Predigt vom 18.9.2011

 

GOTTESDIENST FÜR DEN DREIZEHNTEN
SONNTAG
NACH TRINITATIS

Pfr.
Dr. Martin Klein
Wenschtkirche, 18.9. 2011 (mit Taufe von Paul
Winkel)
Text: Mk 3,31-35

Wenn man den Umfragen
glauben darf, dann ist für uns Deutsche die Familie immer noch eins
der höchsten Güter. „Hauptsache, die Familie hält zusammen“, sagen
viele, wenn sie nicht gerade überzeugte Singles sind. Blut ist eben
dicker als Wasser, heißt es, und Familienbande sind stärker als
alle anderen. Vater, Mutter, Kind in fröhlicher Eintracht und immer
für einander da – das ist unser Ideal.

Dieses Ideal existiert
freilich nur in der Fernsehwerbung. Nicht nur, dass aus der Großfamilie
früherer Zeiten längst die Kleinfamilie geworden ist, die die Oma
nur noch ab und zu besuchen fährt. Heute werden immer mehr Kleinfamilien
zu Kleinstfamilien aus allein erziehender Mutter (oder Vater) und
Kind, zu so genannten Patchwork-Familien mit meinen Kindern, deinen
Kindern, unseren Kindern – oder zu mehr oder weniger fest liierten
Paaren, die gar keine Kinder haben. Aber auch in Familien, die äußerlich
im konservativen Sinne intakt sind, ist das Familienleben oft auf
Sparflamme reduziert. Tagsüber geht jeder für sich seiner Beschäftigung
nach – zur Arbeit, zur Schule oder zum Kindergarten, und abends
sitzt jeder vor seinem eigenen Fernseher oder Computer oder kümmert
sich um die eigenen Freunde und Hobbys. Und wenn man dann doch mal
längere Zeit miteinander verbringt – im Urlaub zum Beispiel -, dann
geht man sich entsetzlich auf die Nerven. Dabei habe ich die so
genannten „Problemfamilien“ mit ihren gewalttätigen Eltern und verwahrlosten
Kindern noch gar nicht mitgerechnet. Und obwohl sich auch in der
Politik alle immer gern familienfreundlich geben, ist die Gründung
einer Familie hierzulande eine der sichersten Methoden, um sich
finanziell zu ruinieren. Wer richtig Geld und Karriere machen will,
bleibt jedenfalls besser kinderlos. Also habe ich manchmal das Gefühl,
dass die gute, alte Vater-Mutter-Kind-Familie eine aussterbende
Lebensform ist – allen Lippenbekenntnissen zum Trotz. In fünfzig
Jahren gibt’s so was vielleicht gar nicht mehr.

Deine Aufgabe 1:
Schreib aus der Predigt die Stelle zwischen „Text: Mk 3,31-35“ und „ist unser Ideal.“ wortwörtlich ab, beide eingeschlossen.

Vorliegende Einträge:
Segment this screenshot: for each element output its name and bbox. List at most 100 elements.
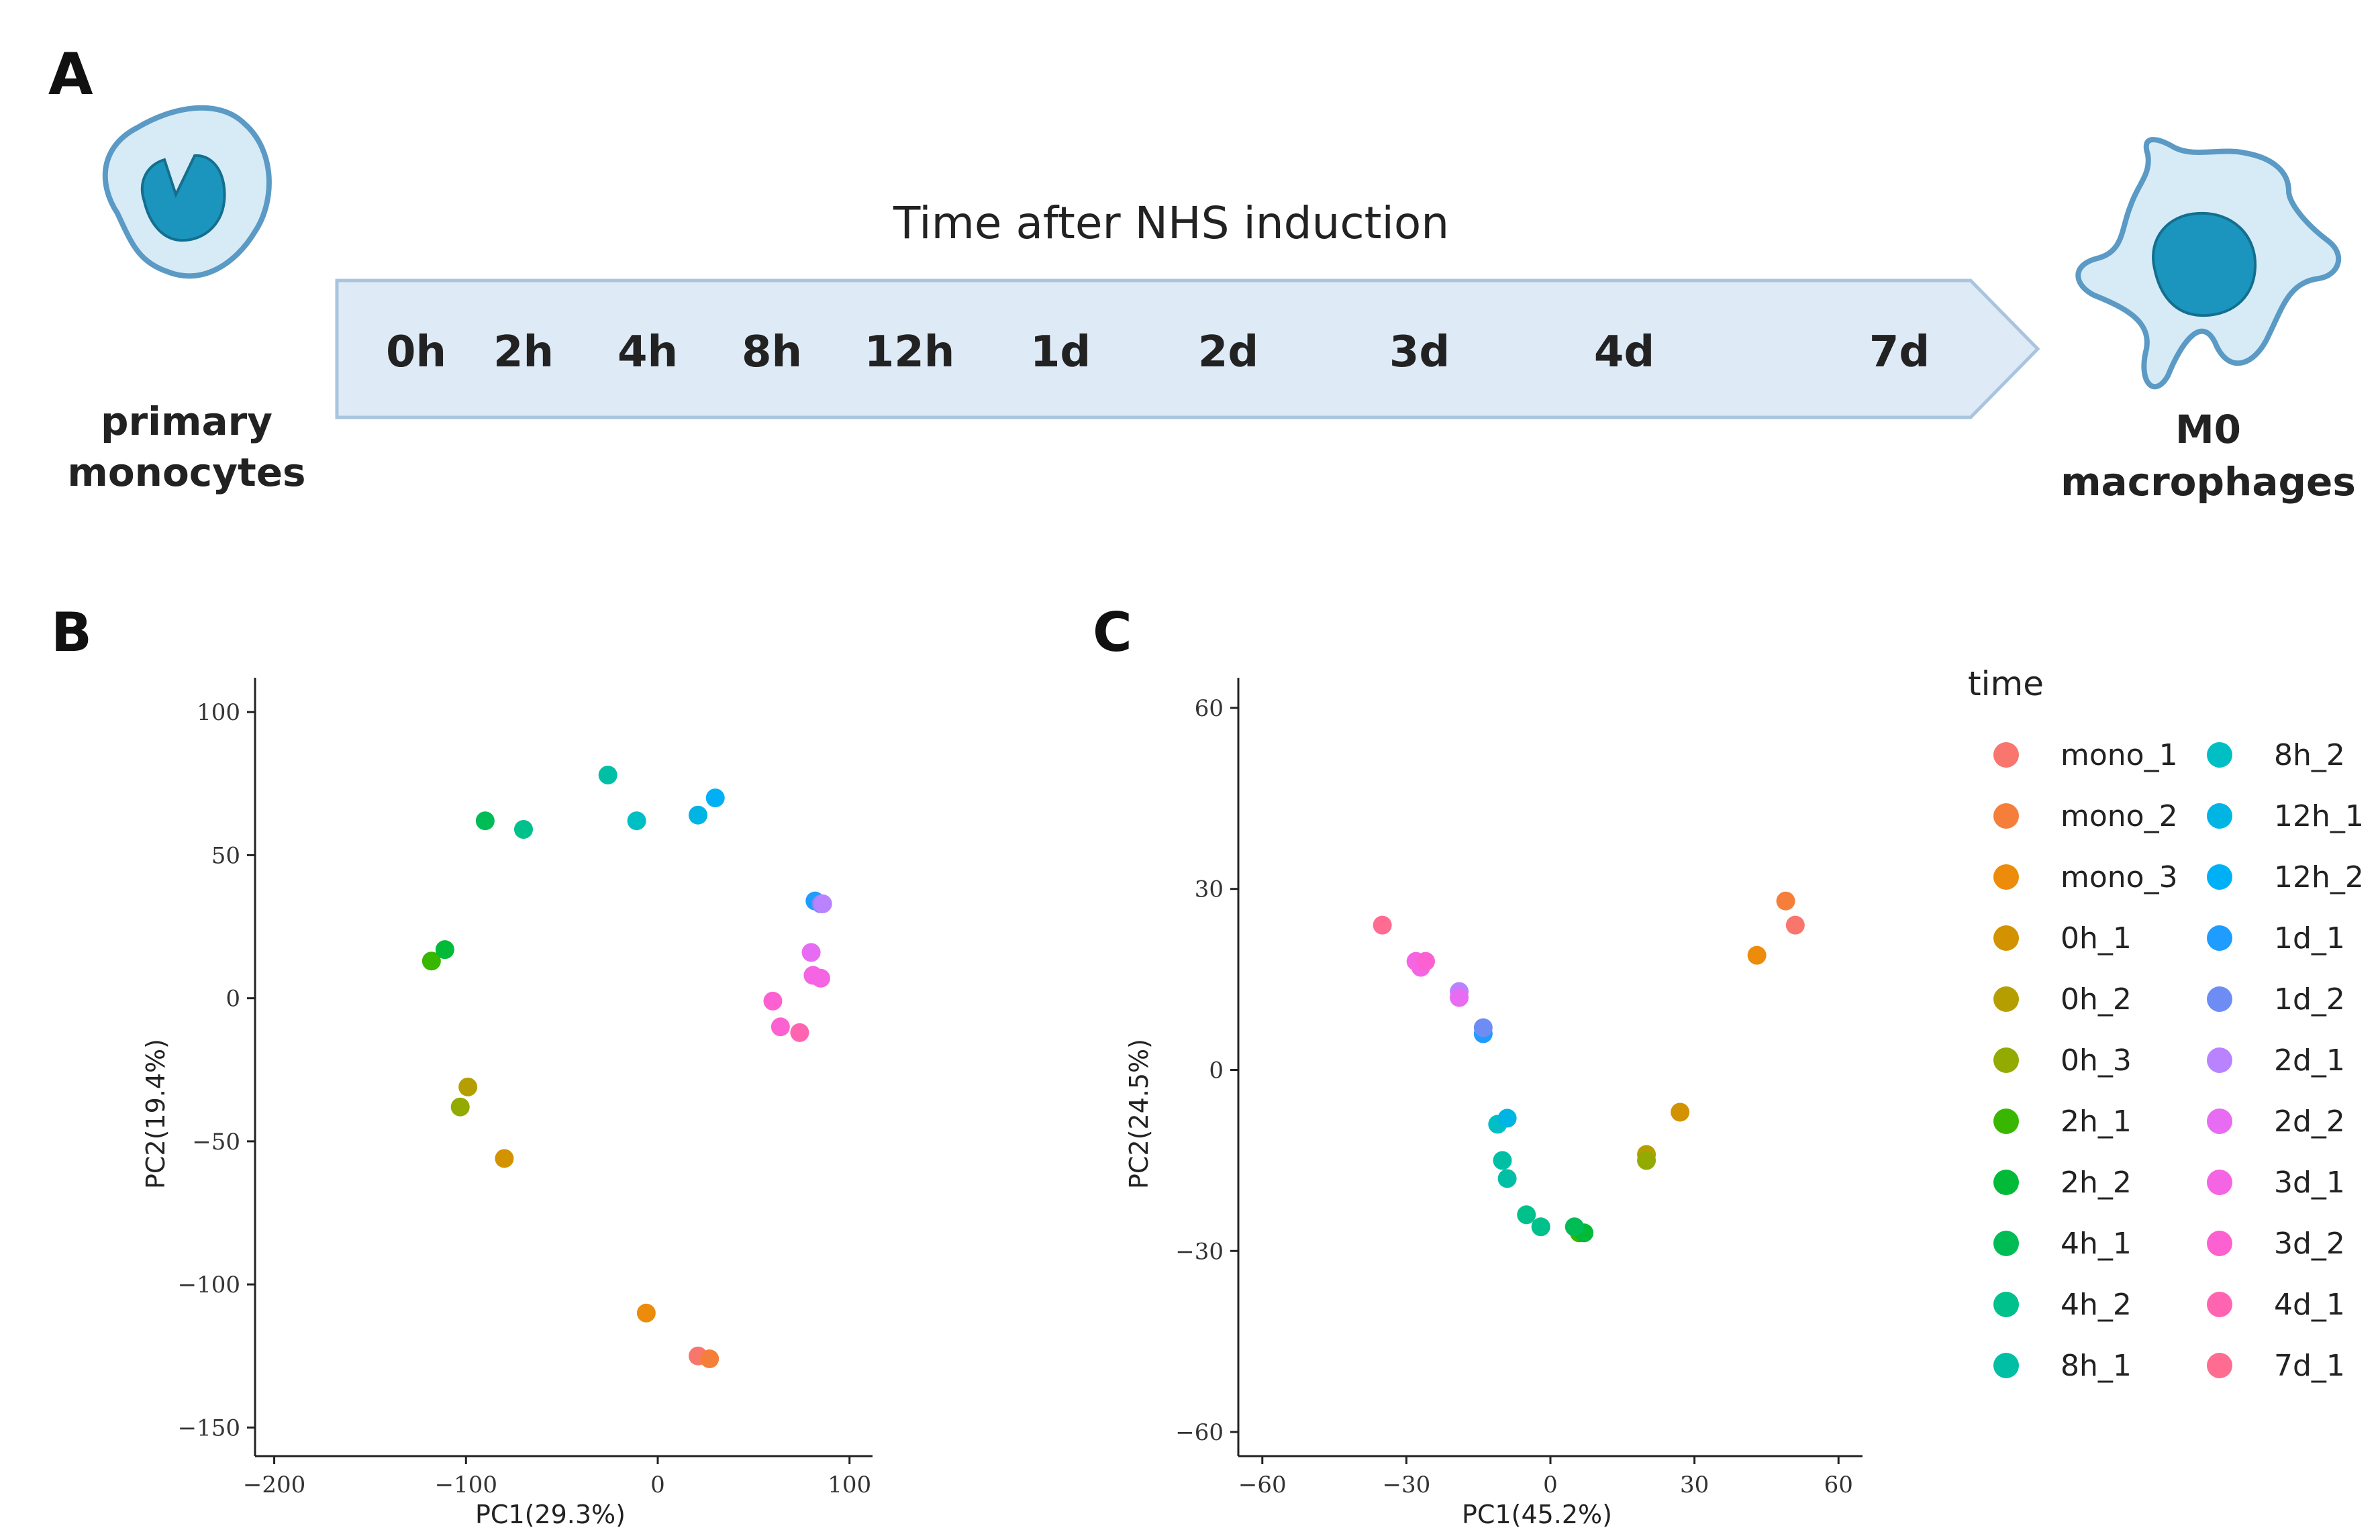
- legend-label: 2d_2: [2274, 1104, 2345, 1139]
- legend-label: 8h_1: [2061, 1348, 2132, 1383]
- y-tick-label: 0: [1209, 1057, 1224, 1084]
- data-point-4h_1: [475, 811, 495, 831]
- data-point-2d_1: [813, 894, 832, 913]
- y-tick-label: 0: [226, 986, 240, 1013]
- legend-item: 7d_1: [2207, 1345, 2345, 1386]
- legend-swatch: [1993, 1170, 2019, 1195]
- legend-swatch: [2207, 864, 2232, 890]
- data-point-8h_2: [627, 811, 646, 831]
- y-axis-label: PC2(19.4%): [141, 1039, 170, 1189]
- legend-item: 4d_1: [2207, 1284, 2345, 1325]
- data-point-4d_1: [790, 1023, 809, 1042]
- timepoint-label: 2h: [493, 327, 554, 377]
- data-point-4h_1: [1565, 1217, 1584, 1237]
- legend-label: mono_1: [2061, 737, 2178, 772]
- data-point-0h_3: [1637, 1151, 1656, 1170]
- data-point-1d_2: [1473, 1018, 1493, 1037]
- legend-label: 2h_2: [2061, 1165, 2132, 1200]
- legend-label: 0h_2: [2061, 982, 2132, 1017]
- data-point-2h_2: [435, 940, 454, 960]
- y-tick-label: −150: [178, 1415, 240, 1441]
- legend-label: 8h_2: [2274, 737, 2345, 772]
- x-tick-label: 30: [1680, 1472, 1709, 1498]
- macrophage-label-line1: M0: [2175, 407, 2241, 452]
- x-axis-label: PC1(45.2%): [1462, 1500, 1612, 1529]
- legend-label: 0h_1: [2061, 921, 2132, 956]
- legend-label: 2h_1: [2061, 1104, 2132, 1139]
- macrophage-cell-icon: [2075, 137, 2342, 390]
- pca-plot-c: C −60 −30 0 30 60 60 30 0 −30 −60 PC1(45.2%) PC2(24…: [1093, 601, 1863, 1529]
- x-tick-label: −100: [435, 1472, 497, 1498]
- data-point-8h_1: [1493, 1151, 1512, 1170]
- y-tick-label: 100: [197, 699, 240, 726]
- monocyte-cell-icon: [102, 105, 272, 279]
- data-point-8h_1: [1497, 1169, 1517, 1188]
- timepoint-label: 12h: [864, 327, 955, 377]
- legend-item: 8h_2: [2207, 735, 2345, 775]
- data-point-12h_1: [1497, 1109, 1517, 1128]
- legend-swatch: [1993, 803, 2019, 829]
- data-point-mono_2: [700, 1349, 720, 1368]
- x-tick-label: 0: [1543, 1472, 1558, 1498]
- data-point-3d_2: [763, 991, 783, 1011]
- legend-label: 2d_1: [2274, 1043, 2345, 1078]
- legend-swatch: [2207, 1170, 2232, 1195]
- legend-swatch: [2207, 1109, 2232, 1134]
- y-tick-label: 60: [1195, 695, 1224, 722]
- legend-item: 2d_1: [2207, 1040, 2345, 1080]
- monocyte-label-line1: primary: [101, 399, 272, 444]
- data-point-mono_3: [636, 1303, 656, 1323]
- y-axis-label: PC2(24.5%): [1124, 1039, 1154, 1189]
- time-arrow-title: Time after NHS induction: [893, 197, 1449, 249]
- timepoint-label: 4d: [1594, 327, 1654, 377]
- legend-swatch: [2207, 742, 2232, 768]
- timepoint-label: 8h: [742, 327, 802, 377]
- panel-a-label: A: [48, 41, 93, 108]
- data-point-12h_1: [689, 805, 707, 825]
- legend-swatch: [1993, 742, 2019, 768]
- legend-swatch: [1993, 1353, 2019, 1378]
- data-point-mono_3: [1747, 945, 1767, 965]
- legend-item: 0h_1: [1993, 918, 2132, 958]
- legend-label: 3d_1: [2274, 1165, 2345, 1200]
- x-tick-label: −30: [1383, 1472, 1431, 1498]
- legend-swatch: [2207, 1047, 2232, 1073]
- y-tick-label: 50: [211, 842, 240, 869]
- legend-item: 3d_2: [2207, 1223, 2345, 1264]
- legend-label: 12h_2: [2274, 860, 2364, 894]
- scatter-b: −200 −100 0 100 100 50 0 −50 −100 −150 PC1(29.3%) P…: [141, 678, 873, 1529]
- data-point-3d_2: [771, 1017, 790, 1037]
- legend-swatch: [2207, 1353, 2232, 1378]
- x-tick-label: −200: [243, 1472, 305, 1498]
- data-point-0h_1: [1671, 1102, 1690, 1122]
- legend-swatch: [1993, 986, 2019, 1012]
- legend-swatch: [1993, 1292, 2019, 1317]
- legend-label: 4d_1: [2274, 1287, 2345, 1322]
- legend-label: mono_2: [2061, 799, 2178, 833]
- time-arrow: [335, 278, 2040, 419]
- legend-item: 12h_1: [2207, 796, 2364, 836]
- legend-item: mono_3: [1993, 857, 2178, 897]
- timepoint-label: 2d: [1198, 327, 1258, 377]
- legend-swatch: [2207, 803, 2232, 829]
- legend-swatch: [2207, 986, 2232, 1012]
- legend-swatch: [1993, 1231, 2019, 1256]
- x-tick-label: 0: [650, 1472, 665, 1498]
- legend-label: 4h_2: [2061, 1287, 2132, 1322]
- timepoint-label: 1d: [1030, 327, 1091, 377]
- legend-item: 1d_1: [2207, 918, 2345, 958]
- legend-swatch: [1993, 1109, 2019, 1134]
- data-point-2d_2: [801, 943, 821, 962]
- legend-item: 4h_2: [1993, 1284, 2132, 1325]
- data-point-3d_1: [811, 968, 830, 988]
- data-point-8h_1: [598, 766, 617, 784]
- panel-c-label: C: [1093, 601, 1132, 664]
- timepoint-label: 3d: [1389, 327, 1450, 377]
- x-axis-label: PC1(29.3%): [475, 1500, 626, 1529]
- legend-swatch: [2207, 1292, 2232, 1317]
- legend-item: 2h_1: [1993, 1101, 2132, 1141]
- legend-swatch: [2207, 1231, 2232, 1256]
- timepoint-label: 7d: [1869, 327, 1930, 377]
- data-point-0h_1: [495, 1149, 514, 1168]
- data-point-2h_1: [422, 952, 441, 971]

Deine Aufgabe 2:
Übernimm aus den Einträgen die Zeilen zwischen der Zeile mit „- legend-label: 2d_2: [2274, 1104, 2345, 1139]“ und der Zeile mit „- legend-swatch: [2207, 864, 2232, 890]“ unverändert, beide eingeschlossen.

Richtiges Ergebnis 1:
Text: Mk 3,31-35

Wenn man den Umfragen
glauben darf, dann ist für uns Deutsche die Familie immer noch eins
der höchsten Güter. „Hauptsache, die Familie hält zusammen“, sagen
viele, wenn sie nicht gerade überzeugte Singles sind. Blut ist eben
dicker als Wasser, heißt es, und Familienbande sind stärker als
alle anderen. Vater, Mutter, Kind in fröhlicher Eintracht und immer
für einander da – das ist unser Ideal.

Richtiges Ergebnis 2:
- legend-label: 2d_2: [2274, 1104, 2345, 1139]
- legend-label: 8h_1: [2061, 1348, 2132, 1383]
- y-tick-label: 0: [1209, 1057, 1224, 1084]
- data-point-4h_1: [475, 811, 495, 831]
- data-point-2d_1: [813, 894, 832, 913]
- y-tick-label: 0: [226, 986, 240, 1013]
- legend-item: 7d_1: [2207, 1345, 2345, 1386]
- legend-swatch: [1993, 1170, 2019, 1195]
- legend-swatch: [2207, 864, 2232, 890]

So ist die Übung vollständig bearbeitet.